Requirements - Every line from the one with "Read out every word on this page." through the end of the records below should be restated word for word, and nothing outside that span.

Rows -
——

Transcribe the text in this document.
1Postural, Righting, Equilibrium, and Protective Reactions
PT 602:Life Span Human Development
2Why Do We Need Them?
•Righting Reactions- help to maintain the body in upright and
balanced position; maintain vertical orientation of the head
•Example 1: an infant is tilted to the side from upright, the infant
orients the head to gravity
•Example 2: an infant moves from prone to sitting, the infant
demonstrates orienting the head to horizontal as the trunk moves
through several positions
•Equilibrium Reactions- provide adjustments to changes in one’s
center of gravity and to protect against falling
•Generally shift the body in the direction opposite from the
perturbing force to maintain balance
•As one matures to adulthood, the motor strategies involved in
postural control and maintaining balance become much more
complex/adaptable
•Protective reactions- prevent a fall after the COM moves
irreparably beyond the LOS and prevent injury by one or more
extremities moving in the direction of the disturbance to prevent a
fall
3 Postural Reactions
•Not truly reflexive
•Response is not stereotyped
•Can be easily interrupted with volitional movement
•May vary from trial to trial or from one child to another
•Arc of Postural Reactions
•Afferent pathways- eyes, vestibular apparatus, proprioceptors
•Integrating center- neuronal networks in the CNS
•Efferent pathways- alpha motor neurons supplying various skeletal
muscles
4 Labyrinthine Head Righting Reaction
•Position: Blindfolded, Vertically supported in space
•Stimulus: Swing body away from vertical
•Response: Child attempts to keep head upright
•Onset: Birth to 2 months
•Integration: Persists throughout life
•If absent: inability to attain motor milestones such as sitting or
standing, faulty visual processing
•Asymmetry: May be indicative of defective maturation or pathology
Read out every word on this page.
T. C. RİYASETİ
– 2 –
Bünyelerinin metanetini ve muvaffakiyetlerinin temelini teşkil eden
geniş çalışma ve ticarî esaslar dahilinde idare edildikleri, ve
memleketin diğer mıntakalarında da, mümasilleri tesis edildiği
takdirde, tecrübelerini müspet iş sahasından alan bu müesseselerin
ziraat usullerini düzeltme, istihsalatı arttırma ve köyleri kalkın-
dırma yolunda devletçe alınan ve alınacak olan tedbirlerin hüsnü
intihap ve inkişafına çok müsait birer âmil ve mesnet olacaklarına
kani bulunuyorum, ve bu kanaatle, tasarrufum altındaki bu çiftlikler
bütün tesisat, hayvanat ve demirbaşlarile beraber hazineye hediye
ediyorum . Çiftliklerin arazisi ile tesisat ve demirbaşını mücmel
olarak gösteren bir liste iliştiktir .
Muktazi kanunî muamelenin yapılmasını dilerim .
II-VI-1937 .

——

Expected answer -
Read out every word on this page.
T. C. RİYASETİ
– 2 –
Bünyelerinin metanetini ve muvaffakiyetlerinin temelini teşkil eden
geniş çalışma ve ticarî esaslar dahilinde idare edildikleri, ve
memleketin diğer mıntakalarında da, mümasilleri tesis edildiği
takdirde, tecrübelerini müspet iş sahasından alan bu müesseselerin
ziraat usullerini düzeltme, istihsalatı arttırma ve köyleri kalkın-
dırma yolunda devletçe alınan ve alınacak olan tedbirlerin hüsnü
intihap ve inkişafına çok müsait birer âmil ve mesnet olacaklarına
kani bulunuyorum, ve bu kanaatle, tasarrufum altındaki bu çiftlikler
bütün tesisat, hayvanat ve demirbaşlarile beraber hazineye hediye
ediyorum . Çiftliklerin arazisi ile tesisat ve demirbaşını mücmel
olarak gösteren bir liste iliştiktir .
Muktazi kanunî muamelenin yapılmasını dilerim .
II-VI-1937 .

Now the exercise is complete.